_Exercise prompt_
Compute the number of lines that include the string "name", then output that number and nothing else.

_Supplied data_
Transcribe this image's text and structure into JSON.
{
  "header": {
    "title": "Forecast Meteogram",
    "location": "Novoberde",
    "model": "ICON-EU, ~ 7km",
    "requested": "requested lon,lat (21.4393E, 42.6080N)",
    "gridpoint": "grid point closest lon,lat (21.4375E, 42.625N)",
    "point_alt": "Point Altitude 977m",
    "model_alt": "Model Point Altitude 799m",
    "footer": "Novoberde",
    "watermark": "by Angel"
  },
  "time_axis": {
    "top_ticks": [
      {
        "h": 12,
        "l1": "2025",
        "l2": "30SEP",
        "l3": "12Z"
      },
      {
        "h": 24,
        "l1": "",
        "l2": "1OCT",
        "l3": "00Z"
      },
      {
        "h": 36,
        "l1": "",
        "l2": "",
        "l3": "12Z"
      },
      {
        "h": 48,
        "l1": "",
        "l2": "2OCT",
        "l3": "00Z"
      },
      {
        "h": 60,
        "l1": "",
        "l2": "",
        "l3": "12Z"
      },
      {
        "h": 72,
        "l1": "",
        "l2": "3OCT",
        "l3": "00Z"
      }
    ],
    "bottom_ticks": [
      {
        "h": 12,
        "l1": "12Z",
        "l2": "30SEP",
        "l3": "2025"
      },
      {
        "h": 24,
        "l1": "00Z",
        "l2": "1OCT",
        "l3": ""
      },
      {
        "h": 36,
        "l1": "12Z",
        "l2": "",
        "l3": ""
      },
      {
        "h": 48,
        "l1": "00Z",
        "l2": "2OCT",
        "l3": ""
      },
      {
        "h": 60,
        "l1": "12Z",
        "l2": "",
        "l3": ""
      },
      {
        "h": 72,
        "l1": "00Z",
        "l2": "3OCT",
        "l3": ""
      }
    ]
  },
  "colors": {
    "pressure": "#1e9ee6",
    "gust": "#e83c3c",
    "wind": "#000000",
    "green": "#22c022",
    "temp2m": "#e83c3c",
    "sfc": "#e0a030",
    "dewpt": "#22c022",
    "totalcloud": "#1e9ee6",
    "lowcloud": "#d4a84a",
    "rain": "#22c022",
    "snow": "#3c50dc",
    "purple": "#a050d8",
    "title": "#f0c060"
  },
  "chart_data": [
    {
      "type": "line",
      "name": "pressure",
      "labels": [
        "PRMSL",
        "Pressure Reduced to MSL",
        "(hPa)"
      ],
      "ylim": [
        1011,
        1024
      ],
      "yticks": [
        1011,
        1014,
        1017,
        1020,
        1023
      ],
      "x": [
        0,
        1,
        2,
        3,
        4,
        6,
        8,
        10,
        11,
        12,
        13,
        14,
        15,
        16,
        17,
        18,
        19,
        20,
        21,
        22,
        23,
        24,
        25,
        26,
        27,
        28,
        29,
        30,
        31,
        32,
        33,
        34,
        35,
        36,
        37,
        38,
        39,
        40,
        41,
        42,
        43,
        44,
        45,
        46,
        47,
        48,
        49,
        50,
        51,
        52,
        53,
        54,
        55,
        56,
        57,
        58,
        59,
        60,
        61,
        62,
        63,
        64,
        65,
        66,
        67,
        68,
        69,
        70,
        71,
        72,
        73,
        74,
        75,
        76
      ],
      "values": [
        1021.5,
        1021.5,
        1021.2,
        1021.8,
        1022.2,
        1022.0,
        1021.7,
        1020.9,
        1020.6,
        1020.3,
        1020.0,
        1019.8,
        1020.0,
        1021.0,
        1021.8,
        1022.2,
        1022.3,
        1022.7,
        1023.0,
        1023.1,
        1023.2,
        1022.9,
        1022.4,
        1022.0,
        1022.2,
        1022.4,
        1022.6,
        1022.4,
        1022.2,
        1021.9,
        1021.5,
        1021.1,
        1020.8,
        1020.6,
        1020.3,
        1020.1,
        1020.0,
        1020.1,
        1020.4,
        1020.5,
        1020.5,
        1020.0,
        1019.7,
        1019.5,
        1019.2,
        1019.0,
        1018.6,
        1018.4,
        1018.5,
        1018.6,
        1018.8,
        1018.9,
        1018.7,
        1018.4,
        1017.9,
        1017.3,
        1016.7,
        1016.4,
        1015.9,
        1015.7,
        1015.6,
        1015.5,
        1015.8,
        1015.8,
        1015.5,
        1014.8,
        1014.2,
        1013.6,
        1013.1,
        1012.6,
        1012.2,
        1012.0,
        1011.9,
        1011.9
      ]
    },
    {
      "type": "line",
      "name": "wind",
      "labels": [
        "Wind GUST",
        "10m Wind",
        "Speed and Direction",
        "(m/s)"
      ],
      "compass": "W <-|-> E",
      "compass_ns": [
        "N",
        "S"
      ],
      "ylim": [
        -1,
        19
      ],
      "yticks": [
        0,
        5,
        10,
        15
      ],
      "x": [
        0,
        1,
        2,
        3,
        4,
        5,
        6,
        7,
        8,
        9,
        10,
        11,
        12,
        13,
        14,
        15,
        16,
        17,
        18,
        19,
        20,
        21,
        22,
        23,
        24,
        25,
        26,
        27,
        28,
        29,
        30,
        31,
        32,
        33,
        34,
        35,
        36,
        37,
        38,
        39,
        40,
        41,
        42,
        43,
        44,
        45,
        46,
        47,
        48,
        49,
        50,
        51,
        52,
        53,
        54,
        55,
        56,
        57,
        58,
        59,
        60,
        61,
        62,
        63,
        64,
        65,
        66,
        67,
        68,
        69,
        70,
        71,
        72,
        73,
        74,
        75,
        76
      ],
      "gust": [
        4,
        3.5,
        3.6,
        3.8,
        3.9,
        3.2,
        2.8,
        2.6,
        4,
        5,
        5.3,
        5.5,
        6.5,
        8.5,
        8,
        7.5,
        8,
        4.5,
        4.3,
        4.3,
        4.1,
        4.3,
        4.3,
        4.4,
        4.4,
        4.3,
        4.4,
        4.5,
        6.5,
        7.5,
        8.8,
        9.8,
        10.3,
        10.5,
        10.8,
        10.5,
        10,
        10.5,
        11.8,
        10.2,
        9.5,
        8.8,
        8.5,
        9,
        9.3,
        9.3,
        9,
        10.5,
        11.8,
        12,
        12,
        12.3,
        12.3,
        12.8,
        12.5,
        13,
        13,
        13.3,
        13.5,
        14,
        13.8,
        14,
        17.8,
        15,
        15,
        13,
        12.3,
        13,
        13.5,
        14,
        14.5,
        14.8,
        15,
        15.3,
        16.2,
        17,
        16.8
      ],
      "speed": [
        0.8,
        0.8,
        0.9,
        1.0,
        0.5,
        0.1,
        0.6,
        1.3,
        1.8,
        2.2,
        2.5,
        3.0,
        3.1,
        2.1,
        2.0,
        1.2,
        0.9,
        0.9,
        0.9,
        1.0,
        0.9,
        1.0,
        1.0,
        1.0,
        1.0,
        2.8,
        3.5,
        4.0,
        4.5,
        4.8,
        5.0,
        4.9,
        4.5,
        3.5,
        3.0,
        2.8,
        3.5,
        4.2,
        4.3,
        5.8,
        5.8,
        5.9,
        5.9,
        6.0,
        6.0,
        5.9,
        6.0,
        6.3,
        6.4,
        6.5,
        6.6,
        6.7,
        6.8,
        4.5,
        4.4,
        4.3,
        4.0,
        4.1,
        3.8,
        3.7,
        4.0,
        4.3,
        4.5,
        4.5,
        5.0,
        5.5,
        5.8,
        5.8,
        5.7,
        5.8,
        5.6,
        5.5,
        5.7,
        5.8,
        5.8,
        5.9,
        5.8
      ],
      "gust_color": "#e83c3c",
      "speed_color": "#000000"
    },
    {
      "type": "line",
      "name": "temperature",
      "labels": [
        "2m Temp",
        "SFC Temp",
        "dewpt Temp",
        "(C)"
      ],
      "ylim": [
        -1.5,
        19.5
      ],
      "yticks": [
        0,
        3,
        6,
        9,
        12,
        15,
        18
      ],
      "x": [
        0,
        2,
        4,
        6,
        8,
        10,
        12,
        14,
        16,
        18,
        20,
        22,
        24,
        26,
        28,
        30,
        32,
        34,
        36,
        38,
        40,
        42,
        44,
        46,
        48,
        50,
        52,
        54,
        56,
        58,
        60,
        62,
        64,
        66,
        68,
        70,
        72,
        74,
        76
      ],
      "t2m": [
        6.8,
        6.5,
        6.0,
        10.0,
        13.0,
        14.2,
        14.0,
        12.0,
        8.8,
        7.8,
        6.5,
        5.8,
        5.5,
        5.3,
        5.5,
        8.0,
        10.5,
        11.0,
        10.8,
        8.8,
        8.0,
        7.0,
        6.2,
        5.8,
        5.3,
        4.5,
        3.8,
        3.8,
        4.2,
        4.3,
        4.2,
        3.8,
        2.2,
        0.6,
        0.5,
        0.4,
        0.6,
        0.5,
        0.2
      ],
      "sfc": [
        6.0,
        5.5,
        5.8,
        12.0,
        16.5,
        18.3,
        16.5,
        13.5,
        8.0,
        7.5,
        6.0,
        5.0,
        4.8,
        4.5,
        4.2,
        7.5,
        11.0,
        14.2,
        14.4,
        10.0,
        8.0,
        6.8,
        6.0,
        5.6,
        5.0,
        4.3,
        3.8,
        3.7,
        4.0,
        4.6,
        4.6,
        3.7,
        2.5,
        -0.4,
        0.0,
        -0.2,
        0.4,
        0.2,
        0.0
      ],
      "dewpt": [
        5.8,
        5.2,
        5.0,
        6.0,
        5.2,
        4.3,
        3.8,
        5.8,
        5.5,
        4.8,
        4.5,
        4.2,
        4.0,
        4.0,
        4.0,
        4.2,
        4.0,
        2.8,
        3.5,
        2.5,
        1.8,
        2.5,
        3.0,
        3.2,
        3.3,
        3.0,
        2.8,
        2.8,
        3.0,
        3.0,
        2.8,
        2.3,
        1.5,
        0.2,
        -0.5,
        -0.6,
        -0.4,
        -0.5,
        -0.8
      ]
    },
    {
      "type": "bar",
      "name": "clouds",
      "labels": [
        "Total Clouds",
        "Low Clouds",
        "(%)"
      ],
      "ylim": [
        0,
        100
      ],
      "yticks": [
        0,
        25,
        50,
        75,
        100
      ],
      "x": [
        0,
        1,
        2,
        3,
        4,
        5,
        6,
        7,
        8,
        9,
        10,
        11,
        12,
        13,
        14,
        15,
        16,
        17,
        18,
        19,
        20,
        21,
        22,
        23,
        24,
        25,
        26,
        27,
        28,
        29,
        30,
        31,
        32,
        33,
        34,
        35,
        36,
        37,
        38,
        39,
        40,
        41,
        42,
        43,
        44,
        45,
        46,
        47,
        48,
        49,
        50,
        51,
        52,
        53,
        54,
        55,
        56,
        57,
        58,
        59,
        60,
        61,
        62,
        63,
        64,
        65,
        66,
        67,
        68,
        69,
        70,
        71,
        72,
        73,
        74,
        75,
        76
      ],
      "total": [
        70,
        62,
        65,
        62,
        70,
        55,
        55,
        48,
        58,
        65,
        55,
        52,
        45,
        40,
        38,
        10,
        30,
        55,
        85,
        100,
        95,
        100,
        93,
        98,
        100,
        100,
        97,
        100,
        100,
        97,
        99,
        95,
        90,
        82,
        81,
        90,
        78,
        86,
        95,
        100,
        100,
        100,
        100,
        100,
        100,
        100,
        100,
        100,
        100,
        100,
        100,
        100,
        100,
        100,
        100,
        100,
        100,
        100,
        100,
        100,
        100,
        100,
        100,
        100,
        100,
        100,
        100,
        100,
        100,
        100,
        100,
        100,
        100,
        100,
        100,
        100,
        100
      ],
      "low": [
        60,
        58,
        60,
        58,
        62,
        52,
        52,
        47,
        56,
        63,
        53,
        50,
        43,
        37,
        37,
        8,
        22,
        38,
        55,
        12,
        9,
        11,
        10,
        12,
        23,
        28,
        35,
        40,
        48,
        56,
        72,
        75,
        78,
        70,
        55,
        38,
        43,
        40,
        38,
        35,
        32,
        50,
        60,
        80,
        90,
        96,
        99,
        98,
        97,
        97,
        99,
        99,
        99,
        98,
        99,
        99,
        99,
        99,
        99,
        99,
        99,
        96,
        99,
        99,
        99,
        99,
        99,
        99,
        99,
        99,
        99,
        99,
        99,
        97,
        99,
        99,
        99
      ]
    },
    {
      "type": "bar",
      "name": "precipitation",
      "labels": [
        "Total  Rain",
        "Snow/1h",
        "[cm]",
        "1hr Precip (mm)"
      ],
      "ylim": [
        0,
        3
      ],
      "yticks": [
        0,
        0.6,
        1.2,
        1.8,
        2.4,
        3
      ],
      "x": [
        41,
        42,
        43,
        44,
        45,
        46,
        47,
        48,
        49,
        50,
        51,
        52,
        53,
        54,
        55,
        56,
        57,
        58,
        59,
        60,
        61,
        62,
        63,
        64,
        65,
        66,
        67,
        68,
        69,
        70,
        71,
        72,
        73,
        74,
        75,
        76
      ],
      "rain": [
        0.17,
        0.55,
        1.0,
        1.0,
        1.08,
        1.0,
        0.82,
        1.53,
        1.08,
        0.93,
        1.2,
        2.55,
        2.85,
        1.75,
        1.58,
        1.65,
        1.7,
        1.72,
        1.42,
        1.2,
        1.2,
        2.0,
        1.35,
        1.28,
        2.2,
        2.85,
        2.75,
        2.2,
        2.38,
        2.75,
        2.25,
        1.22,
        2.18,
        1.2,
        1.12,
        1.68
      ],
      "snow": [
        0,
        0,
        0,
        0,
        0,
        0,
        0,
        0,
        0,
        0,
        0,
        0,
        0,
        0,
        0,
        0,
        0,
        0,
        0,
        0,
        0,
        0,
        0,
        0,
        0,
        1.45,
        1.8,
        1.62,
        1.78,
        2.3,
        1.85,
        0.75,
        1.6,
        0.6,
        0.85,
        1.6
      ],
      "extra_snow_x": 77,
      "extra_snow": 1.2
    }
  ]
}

_Response to this exercise_
5